Problem description:
Pull every line containing "wife" out of the material below.

Entries:
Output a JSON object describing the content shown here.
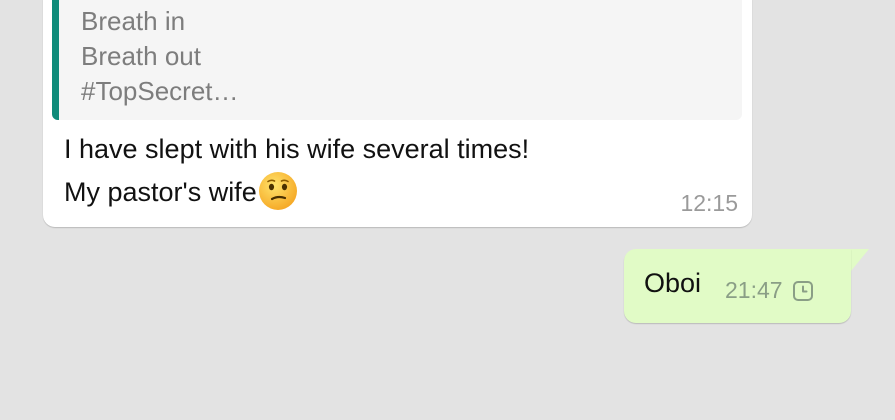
{
  "incoming_message": {
    "quoted_lines": [
      "Breath in",
      "Breath out",
      "#TopSecret…"
    ],
    "text_line_1": "I have slept with his wife several times!",
    "text_line_2": "My pastor's wife",
    "emoji": "confused-face-icon",
    "time": "12:15"
  },
  "outgoing_message": {
    "text": "Oboi",
    "time": "21:47",
    "status_icon": "clock-pending-icon"
  },
  "colors": {
    "background": "#e3e3e3",
    "incoming_bubble": "#ffffff",
    "outgoing_bubble": "#e1fbc6",
    "quote_accent": "#0f8b7a"
  }
}
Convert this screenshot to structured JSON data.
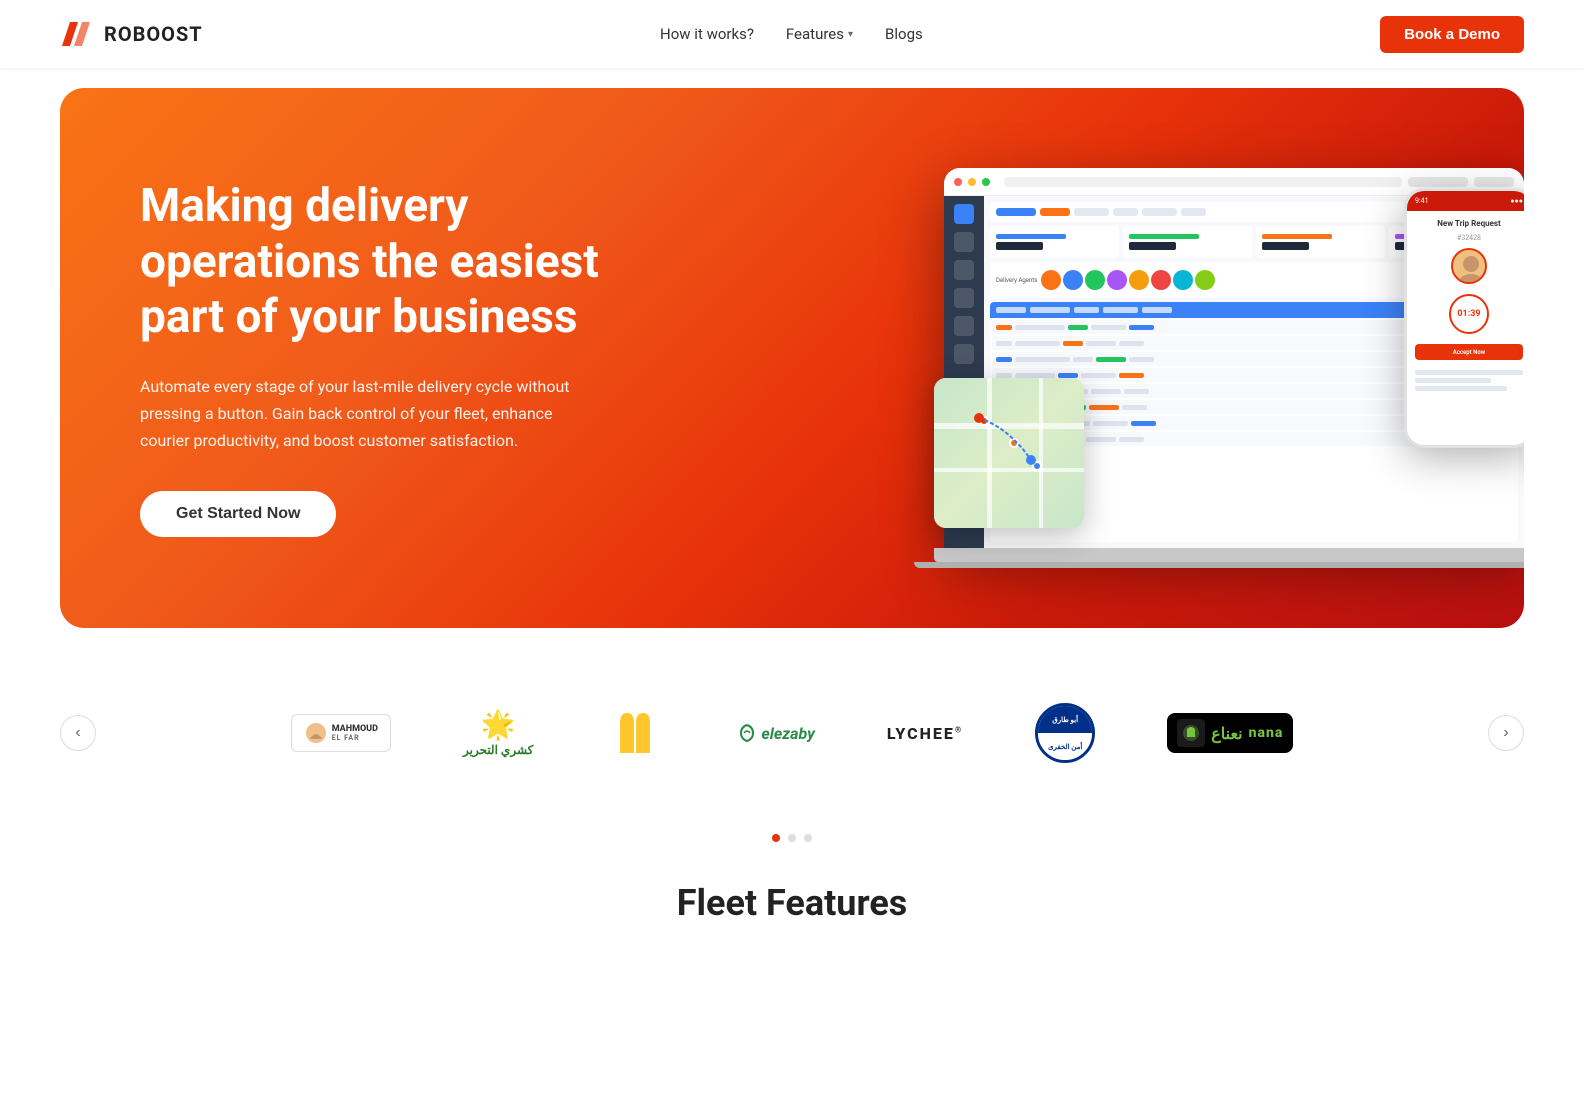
{
  "nav": {
    "logo_text": "ROBOOST",
    "links": [
      {
        "label": "How it works?",
        "has_dropdown": false
      },
      {
        "label": "Features",
        "has_dropdown": true
      },
      {
        "label": "Blogs",
        "has_dropdown": false
      }
    ],
    "book_demo_label": "Book a Demo"
  },
  "hero": {
    "title": "Making delivery operations the easiest part of your business",
    "subtitle": "Automate every stage of your last-mile delivery cycle without pressing a button. Gain back control of your fleet, enhance courier productivity, and boost customer satisfaction.",
    "cta_label": "Get Started Now"
  },
  "logos": {
    "prev_label": "‹",
    "next_label": "›",
    "items": [
      {
        "name": "Mahmoud Elfar",
        "type": "mahmoud"
      },
      {
        "name": "Kashry Al-Tahrir",
        "type": "kashry"
      },
      {
        "name": "McDonald's",
        "type": "mcdonalds"
      },
      {
        "name": "Elezaby",
        "type": "elezaby"
      },
      {
        "name": "LYCHEE",
        "type": "lychee"
      },
      {
        "name": "Abu Tariq",
        "type": "abutariq"
      },
      {
        "name": "nana",
        "type": "nana"
      }
    ],
    "dots": [
      {
        "active": true
      },
      {
        "active": false
      },
      {
        "active": false
      }
    ]
  },
  "fleet": {
    "title": "Fleet Features"
  },
  "phone": {
    "order_title": "New Trip Request",
    "order_id": "#32428",
    "timer": "01:39",
    "btn_label": "Accept Now"
  }
}
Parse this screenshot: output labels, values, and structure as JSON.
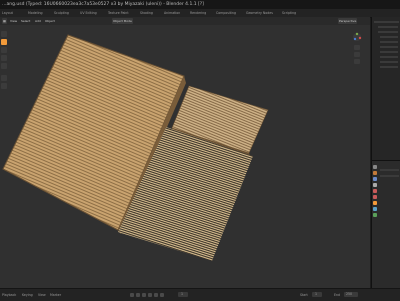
{
  "app": {
    "title": "…ang.usd (Typed: 16U0660023ea3c7a53e0527 x3 by Miyazaki (uleni)) - Blender 4.1.1 [?]"
  },
  "workspaces": [
    "Layout",
    "Modeling",
    "Sculpting",
    "UV Editing",
    "Texture Paint",
    "Shading",
    "Animation",
    "Rendering",
    "Compositing",
    "Geometry Nodes",
    "Scripting"
  ],
  "header": {
    "left_items": [
      "▦",
      "View",
      "Select",
      "Add",
      "Object"
    ],
    "mode": "Object Mode",
    "view_label": "Perspective"
  },
  "colors": {
    "viewport_bg": "#303030",
    "accent": "#f29a3a",
    "bamboo_light": "#d6b889",
    "bamboo_dark": "#8d6e45"
  },
  "timeline": {
    "playback_label": "Playback",
    "keying_label": "Keying",
    "view_label": "View",
    "marker_label": "Marker",
    "current_frame": "1",
    "start_label": "Start",
    "start": "1",
    "end_label": "End",
    "end": "250"
  },
  "icons": {
    "gizmo": "navigation-gizmo-icon",
    "tools": [
      "cursor-icon",
      "move-icon",
      "rotate-icon",
      "scale-icon",
      "transform-icon",
      "annotate-icon",
      "measure-icon"
    ]
  }
}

Response to the task:
    "text_line_1": "I have slept with his wife several times!",
    "text_line_2": "My pastor's wife",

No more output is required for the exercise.